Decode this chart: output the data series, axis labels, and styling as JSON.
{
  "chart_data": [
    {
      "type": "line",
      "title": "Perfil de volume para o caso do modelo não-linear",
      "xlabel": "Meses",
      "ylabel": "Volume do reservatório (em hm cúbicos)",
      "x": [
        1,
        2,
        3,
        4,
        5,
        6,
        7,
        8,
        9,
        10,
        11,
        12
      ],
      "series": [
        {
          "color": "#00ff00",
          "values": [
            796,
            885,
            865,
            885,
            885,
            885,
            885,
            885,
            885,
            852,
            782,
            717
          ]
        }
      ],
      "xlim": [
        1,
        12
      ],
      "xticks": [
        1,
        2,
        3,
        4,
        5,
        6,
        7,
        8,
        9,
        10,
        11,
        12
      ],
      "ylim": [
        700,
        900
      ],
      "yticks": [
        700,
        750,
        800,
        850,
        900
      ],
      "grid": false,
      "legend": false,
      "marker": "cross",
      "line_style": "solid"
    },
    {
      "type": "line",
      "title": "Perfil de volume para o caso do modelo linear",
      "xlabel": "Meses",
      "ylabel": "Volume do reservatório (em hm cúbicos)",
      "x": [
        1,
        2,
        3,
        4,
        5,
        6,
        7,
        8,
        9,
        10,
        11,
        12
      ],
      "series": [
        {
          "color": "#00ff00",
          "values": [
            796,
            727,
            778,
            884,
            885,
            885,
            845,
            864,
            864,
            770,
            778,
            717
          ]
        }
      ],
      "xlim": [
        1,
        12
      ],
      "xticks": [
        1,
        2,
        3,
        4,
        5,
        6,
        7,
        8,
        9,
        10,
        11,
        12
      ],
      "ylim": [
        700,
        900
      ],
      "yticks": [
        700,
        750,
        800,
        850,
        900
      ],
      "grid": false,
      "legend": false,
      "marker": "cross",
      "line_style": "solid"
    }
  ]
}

--

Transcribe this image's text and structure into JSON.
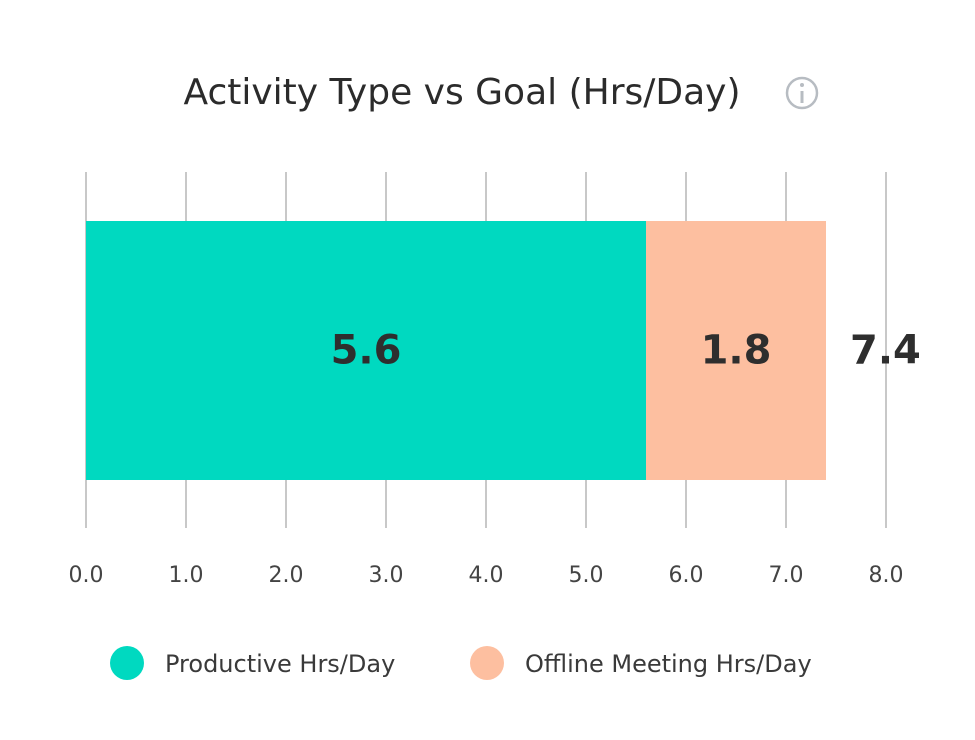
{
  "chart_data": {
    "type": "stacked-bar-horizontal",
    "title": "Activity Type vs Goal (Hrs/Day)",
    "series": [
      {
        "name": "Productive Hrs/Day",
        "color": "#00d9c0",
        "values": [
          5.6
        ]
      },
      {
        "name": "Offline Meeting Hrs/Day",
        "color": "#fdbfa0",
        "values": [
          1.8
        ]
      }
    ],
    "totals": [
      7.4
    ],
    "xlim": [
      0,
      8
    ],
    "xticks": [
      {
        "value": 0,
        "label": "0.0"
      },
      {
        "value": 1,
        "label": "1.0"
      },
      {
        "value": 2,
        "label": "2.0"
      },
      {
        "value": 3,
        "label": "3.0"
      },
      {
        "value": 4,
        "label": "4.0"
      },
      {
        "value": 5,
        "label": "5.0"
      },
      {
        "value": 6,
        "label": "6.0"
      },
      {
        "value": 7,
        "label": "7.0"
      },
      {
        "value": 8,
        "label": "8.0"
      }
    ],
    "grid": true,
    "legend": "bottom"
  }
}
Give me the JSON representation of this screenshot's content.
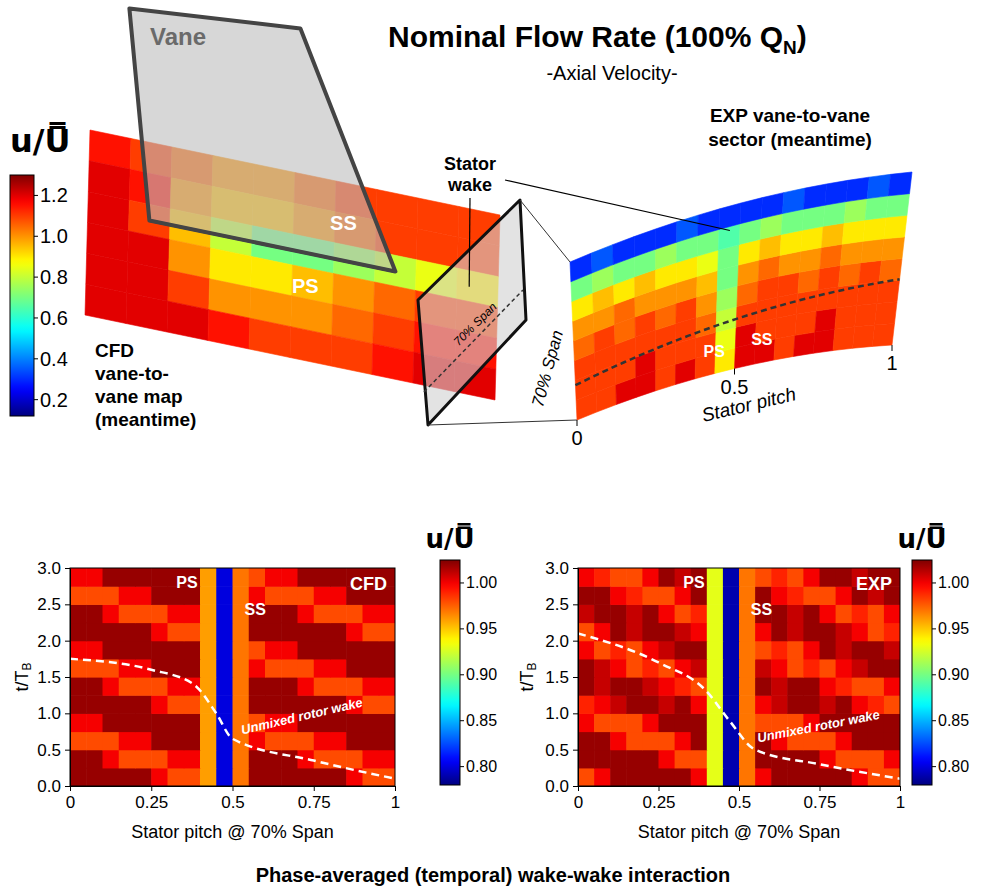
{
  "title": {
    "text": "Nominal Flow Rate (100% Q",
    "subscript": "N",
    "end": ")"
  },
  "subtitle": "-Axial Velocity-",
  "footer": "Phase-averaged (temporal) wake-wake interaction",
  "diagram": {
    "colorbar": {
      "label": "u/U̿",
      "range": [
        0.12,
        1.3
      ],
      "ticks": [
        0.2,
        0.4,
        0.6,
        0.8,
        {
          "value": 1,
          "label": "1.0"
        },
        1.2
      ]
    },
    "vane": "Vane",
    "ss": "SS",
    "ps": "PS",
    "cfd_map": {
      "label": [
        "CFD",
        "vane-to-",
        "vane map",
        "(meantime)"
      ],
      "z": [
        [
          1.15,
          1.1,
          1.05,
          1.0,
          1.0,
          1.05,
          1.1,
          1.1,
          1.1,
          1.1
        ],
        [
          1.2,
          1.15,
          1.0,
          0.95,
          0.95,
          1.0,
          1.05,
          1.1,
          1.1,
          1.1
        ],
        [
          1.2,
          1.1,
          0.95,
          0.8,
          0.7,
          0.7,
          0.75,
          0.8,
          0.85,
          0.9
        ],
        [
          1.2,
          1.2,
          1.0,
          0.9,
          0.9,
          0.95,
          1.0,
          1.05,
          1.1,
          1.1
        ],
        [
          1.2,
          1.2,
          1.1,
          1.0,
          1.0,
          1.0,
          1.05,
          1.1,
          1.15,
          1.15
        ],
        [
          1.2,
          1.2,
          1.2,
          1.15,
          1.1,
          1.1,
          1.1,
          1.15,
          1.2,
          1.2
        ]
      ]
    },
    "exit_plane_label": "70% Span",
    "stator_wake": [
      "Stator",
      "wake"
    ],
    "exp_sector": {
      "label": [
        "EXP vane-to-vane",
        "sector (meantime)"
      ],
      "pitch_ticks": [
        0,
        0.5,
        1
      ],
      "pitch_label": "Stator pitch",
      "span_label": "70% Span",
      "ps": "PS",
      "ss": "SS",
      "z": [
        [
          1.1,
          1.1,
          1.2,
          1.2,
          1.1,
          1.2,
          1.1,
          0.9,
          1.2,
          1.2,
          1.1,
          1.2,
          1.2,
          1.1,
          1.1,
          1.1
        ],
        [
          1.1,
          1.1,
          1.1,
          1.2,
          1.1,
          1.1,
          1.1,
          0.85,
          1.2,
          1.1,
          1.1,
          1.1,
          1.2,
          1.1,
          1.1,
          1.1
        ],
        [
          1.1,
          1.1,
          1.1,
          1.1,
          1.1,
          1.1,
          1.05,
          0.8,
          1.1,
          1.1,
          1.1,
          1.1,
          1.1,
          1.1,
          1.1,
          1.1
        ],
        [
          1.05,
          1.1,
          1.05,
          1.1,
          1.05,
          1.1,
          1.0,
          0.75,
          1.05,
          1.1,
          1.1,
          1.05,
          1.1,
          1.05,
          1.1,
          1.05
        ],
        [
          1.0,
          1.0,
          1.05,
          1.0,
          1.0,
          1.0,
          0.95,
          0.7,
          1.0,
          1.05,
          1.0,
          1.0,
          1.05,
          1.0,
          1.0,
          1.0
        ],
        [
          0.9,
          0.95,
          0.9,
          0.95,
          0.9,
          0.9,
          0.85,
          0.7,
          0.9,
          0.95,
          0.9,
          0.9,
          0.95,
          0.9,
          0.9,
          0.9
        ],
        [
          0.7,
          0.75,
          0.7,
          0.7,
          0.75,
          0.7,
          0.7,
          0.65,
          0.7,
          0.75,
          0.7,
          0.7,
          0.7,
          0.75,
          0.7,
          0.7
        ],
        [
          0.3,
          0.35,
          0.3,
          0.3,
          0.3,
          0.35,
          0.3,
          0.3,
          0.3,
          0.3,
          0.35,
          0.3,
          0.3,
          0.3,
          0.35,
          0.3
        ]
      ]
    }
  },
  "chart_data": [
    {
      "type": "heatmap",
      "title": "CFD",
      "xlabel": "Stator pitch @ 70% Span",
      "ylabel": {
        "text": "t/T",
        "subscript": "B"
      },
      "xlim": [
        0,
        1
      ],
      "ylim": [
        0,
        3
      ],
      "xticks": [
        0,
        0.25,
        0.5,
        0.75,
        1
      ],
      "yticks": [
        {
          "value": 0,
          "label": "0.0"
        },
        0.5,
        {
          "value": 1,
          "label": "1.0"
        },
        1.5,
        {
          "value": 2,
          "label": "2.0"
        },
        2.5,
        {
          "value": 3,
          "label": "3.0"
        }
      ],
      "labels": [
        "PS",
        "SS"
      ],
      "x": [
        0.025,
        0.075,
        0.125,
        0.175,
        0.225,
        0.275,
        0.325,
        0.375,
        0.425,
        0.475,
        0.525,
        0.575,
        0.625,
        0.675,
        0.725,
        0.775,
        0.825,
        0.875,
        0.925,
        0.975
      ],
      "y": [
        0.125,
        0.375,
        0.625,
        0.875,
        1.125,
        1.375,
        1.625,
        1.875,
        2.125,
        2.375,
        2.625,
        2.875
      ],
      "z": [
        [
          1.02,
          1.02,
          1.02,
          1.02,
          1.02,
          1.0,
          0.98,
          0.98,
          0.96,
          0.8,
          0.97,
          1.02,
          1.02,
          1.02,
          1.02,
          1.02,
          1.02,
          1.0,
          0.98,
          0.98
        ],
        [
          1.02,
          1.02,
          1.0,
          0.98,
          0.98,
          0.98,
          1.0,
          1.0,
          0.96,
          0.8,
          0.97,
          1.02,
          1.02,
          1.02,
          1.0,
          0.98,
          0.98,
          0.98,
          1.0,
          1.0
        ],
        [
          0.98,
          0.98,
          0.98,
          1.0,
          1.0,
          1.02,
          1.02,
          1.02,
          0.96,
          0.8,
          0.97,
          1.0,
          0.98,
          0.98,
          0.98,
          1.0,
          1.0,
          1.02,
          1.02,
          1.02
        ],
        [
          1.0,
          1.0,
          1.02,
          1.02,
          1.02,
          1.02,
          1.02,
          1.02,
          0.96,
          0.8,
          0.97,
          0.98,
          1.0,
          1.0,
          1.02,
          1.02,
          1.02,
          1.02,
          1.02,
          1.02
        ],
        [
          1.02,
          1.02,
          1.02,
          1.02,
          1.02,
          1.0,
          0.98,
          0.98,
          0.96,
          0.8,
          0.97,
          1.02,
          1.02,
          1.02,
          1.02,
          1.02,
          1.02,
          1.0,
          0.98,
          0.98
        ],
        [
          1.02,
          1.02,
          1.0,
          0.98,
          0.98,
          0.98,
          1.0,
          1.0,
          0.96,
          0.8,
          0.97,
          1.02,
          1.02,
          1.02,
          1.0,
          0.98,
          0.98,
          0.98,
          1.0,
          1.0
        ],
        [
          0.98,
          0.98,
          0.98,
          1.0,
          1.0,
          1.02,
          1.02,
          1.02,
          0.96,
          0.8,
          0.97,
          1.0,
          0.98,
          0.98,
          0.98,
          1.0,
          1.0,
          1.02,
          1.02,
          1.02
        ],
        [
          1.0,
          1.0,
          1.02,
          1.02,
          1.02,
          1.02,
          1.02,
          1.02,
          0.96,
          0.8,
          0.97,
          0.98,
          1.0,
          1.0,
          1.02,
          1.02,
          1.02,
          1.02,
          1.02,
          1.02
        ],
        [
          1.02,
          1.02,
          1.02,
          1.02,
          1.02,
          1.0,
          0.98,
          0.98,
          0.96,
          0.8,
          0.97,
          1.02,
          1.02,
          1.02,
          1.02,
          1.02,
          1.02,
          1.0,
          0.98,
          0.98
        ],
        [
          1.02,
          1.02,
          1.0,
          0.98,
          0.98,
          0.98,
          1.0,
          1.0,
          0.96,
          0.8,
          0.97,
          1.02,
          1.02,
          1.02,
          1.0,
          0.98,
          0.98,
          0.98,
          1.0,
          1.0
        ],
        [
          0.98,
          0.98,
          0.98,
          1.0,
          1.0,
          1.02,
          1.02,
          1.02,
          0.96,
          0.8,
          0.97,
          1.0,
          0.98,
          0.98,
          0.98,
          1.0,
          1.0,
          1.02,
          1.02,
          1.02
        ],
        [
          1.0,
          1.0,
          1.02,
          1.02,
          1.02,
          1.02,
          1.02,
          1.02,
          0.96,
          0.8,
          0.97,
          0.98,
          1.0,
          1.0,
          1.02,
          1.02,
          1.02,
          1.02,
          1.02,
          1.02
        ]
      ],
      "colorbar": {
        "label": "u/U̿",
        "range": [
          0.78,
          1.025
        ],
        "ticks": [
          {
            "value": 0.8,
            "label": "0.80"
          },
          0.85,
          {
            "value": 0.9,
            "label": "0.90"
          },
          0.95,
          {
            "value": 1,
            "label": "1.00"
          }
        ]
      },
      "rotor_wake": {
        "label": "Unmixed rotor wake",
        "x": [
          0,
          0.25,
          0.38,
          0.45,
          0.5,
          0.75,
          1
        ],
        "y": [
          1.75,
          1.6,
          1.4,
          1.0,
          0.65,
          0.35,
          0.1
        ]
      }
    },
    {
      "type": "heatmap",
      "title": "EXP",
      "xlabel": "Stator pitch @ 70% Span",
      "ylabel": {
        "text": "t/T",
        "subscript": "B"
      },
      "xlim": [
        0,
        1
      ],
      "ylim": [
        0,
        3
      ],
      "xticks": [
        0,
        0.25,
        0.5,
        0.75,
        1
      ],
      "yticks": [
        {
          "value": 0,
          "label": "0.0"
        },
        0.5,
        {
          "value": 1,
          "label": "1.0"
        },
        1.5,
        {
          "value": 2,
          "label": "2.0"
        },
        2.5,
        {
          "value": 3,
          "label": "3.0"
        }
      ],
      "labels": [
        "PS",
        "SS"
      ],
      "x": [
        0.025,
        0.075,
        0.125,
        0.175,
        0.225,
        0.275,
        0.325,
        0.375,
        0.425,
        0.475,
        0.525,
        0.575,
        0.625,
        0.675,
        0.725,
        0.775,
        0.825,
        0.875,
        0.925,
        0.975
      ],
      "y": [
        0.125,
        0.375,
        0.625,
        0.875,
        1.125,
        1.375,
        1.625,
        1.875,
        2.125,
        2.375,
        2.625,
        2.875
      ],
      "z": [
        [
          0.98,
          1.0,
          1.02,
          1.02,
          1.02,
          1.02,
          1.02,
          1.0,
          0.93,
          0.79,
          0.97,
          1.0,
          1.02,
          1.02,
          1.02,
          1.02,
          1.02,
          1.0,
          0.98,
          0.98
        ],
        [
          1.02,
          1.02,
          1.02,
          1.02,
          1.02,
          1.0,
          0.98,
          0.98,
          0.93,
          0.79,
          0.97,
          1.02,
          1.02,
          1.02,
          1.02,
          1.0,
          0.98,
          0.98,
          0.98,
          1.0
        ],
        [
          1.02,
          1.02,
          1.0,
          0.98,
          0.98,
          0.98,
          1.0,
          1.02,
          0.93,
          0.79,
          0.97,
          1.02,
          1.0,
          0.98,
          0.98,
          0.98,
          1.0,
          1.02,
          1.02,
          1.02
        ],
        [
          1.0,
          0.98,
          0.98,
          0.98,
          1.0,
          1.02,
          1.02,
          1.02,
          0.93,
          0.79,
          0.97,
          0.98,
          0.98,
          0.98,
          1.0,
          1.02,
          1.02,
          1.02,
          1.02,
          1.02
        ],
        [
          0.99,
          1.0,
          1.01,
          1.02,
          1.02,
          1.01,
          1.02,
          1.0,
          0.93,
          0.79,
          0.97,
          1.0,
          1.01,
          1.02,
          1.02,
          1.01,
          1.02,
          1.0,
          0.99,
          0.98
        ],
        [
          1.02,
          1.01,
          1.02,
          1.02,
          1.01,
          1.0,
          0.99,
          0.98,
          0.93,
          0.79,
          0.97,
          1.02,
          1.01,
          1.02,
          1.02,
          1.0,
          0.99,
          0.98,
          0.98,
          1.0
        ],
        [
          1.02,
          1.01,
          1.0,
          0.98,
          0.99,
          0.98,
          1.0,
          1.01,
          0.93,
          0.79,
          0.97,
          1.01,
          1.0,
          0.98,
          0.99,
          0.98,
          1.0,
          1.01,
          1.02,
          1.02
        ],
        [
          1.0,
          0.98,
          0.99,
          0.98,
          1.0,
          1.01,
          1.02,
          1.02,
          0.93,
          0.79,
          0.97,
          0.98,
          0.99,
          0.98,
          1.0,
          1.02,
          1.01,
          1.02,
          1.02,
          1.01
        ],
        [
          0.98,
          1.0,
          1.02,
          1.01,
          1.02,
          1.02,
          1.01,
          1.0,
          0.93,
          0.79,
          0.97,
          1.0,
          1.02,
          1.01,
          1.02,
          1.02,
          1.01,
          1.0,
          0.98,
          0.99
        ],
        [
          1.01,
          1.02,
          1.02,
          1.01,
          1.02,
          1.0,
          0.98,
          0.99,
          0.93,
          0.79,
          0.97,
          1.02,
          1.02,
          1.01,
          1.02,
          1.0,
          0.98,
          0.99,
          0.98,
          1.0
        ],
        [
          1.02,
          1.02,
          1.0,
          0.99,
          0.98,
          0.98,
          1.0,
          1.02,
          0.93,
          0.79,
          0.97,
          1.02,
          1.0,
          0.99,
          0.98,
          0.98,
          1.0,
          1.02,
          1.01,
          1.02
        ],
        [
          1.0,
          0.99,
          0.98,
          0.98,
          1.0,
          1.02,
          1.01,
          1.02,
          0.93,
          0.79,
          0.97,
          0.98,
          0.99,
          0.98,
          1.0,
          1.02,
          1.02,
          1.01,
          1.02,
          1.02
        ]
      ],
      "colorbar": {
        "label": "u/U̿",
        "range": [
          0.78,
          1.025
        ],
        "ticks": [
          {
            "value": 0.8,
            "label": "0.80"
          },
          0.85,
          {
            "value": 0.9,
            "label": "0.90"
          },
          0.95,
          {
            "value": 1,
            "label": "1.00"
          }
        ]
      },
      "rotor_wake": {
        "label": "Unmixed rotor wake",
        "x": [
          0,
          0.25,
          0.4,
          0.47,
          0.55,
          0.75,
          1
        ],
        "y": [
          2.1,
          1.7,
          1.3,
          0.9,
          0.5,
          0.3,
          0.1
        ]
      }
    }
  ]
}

(Task prompt)
How many lines in the records above contain the word "JSON"? Give only the number.

(Reply)
3